* **INSTRUCTION**
Where the string "true" occurs in the material below, report the whole line.

* **RECORDS TO PROCESS**
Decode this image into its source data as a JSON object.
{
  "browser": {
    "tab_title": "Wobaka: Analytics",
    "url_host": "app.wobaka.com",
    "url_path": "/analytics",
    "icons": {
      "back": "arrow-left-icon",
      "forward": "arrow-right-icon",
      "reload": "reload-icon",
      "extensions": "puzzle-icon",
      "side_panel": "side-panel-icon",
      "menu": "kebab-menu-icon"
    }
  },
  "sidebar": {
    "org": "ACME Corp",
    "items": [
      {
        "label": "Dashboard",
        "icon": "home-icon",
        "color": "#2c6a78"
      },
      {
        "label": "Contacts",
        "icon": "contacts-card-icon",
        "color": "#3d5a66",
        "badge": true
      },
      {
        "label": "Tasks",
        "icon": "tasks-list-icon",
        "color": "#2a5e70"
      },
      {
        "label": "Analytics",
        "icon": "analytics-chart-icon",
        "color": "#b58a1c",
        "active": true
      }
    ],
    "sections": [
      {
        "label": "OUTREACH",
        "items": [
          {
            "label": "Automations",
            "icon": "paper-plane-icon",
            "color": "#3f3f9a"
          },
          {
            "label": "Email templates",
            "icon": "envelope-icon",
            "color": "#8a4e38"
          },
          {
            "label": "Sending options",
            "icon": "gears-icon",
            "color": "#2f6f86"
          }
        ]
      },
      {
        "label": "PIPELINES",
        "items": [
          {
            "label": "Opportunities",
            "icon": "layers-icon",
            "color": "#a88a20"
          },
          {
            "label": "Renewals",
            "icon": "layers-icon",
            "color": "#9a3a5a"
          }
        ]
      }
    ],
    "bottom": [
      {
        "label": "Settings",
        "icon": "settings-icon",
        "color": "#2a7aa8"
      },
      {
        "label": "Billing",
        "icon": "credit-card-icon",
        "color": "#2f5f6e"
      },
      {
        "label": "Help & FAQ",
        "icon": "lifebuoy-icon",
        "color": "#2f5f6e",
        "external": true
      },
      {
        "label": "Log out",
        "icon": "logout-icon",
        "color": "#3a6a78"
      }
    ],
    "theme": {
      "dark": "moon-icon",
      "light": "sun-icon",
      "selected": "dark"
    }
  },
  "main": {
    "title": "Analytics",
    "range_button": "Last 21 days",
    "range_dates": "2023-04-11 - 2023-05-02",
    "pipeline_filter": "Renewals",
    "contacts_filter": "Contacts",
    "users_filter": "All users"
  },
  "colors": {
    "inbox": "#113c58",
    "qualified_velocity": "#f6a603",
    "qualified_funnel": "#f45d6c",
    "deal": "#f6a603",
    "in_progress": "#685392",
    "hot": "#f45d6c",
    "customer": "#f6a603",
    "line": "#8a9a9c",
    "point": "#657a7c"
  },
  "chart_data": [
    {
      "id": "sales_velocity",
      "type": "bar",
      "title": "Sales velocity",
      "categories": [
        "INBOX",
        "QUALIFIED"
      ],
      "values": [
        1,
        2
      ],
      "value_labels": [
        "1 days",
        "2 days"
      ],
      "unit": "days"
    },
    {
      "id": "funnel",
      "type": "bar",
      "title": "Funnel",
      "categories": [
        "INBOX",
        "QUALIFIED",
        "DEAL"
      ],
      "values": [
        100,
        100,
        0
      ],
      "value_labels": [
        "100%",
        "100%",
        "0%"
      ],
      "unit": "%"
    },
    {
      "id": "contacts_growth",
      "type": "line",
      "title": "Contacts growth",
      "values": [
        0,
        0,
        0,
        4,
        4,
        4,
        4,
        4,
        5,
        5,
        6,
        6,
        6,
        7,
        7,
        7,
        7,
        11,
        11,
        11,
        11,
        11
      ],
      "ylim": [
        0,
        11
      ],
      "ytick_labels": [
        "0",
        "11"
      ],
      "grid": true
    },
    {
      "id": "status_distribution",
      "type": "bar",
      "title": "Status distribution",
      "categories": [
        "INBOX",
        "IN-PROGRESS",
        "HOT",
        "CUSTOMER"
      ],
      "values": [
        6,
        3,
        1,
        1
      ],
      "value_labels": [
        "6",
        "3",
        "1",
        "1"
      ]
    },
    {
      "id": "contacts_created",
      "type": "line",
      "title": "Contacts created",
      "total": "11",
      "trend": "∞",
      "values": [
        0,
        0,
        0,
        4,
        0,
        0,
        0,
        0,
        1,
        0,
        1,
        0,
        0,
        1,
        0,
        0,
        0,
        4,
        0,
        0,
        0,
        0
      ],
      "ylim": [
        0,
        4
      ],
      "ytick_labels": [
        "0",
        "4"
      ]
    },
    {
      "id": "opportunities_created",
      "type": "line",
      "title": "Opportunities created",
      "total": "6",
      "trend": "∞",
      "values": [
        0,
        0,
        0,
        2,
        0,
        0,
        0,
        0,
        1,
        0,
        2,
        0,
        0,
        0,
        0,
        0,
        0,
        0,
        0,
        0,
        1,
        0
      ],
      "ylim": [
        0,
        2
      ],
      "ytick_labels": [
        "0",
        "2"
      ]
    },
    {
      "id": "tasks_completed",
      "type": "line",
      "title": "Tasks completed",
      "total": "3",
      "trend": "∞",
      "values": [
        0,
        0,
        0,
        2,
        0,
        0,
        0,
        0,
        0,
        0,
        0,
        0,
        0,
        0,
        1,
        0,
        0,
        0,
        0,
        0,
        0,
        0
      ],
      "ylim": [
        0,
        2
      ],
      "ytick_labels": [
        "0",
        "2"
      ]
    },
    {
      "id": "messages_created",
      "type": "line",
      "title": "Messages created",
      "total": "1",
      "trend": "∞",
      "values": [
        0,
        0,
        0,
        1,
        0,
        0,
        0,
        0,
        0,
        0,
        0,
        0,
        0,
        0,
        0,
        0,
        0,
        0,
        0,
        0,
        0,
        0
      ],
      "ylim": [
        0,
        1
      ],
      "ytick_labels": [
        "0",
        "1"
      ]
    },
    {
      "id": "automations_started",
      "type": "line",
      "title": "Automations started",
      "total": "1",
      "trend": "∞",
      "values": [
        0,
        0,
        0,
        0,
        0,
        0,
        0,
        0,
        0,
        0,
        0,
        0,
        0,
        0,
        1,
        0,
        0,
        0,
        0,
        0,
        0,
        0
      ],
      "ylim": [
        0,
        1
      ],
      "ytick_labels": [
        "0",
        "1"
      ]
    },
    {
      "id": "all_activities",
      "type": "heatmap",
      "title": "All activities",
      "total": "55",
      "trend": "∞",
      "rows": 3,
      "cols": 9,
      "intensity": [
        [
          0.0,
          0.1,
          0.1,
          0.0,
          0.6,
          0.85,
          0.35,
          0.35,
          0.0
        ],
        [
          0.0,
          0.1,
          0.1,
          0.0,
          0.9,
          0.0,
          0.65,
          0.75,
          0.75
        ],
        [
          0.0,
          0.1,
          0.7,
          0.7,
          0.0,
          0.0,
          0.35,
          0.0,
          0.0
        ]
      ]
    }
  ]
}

* **RIGHT ANSWER**
        "badge": true
        "active": true
        "external": true
      "grid": true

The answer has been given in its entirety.